• _Work instructions_:
Across the entries below, count the lines in which the word "General" occurs. Reply with the count alone.

• _Records shown_:

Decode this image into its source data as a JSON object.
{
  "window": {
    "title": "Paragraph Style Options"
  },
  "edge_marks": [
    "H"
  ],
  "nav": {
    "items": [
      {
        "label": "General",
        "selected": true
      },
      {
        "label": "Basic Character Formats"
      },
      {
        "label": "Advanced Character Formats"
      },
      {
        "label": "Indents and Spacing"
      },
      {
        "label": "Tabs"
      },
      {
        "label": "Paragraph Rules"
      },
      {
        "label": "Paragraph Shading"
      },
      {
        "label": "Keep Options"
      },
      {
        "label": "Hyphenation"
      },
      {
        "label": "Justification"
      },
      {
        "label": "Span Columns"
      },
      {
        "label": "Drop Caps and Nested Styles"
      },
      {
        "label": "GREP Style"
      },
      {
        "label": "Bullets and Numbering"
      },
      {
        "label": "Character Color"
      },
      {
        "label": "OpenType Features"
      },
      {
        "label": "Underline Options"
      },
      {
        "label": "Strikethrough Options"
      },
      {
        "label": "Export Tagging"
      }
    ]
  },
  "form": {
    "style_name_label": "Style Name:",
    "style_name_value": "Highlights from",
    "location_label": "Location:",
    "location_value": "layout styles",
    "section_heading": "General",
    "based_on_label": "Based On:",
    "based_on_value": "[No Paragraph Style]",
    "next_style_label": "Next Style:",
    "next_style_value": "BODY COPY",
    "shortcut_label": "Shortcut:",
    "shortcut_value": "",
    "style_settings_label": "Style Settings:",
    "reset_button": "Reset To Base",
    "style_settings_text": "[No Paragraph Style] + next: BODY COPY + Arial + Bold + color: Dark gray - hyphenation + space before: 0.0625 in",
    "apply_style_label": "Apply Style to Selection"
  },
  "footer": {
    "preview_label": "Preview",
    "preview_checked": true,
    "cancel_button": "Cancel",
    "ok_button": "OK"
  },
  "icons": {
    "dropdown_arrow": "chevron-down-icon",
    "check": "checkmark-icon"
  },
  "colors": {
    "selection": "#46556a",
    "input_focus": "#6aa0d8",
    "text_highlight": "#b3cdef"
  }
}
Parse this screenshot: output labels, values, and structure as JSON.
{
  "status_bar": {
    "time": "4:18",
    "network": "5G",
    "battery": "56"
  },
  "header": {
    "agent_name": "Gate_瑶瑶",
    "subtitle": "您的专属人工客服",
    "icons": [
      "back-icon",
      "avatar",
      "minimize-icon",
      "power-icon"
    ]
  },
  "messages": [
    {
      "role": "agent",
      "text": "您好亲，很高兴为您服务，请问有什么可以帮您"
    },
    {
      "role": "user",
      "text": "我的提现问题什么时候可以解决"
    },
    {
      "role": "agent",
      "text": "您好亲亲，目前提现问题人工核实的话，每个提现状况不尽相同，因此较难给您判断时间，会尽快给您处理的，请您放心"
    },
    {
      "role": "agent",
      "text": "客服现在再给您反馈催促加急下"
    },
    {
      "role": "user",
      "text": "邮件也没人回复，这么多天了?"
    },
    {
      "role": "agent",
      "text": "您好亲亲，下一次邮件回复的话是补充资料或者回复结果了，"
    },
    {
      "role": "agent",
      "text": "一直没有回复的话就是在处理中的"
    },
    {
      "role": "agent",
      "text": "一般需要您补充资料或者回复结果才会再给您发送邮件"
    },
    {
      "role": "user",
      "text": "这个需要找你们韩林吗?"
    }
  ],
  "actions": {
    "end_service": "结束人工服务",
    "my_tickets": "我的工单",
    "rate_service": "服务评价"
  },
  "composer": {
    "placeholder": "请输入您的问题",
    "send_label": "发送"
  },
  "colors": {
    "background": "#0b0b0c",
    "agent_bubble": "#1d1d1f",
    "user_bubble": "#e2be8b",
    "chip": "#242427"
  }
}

• _Solved exercise_:
2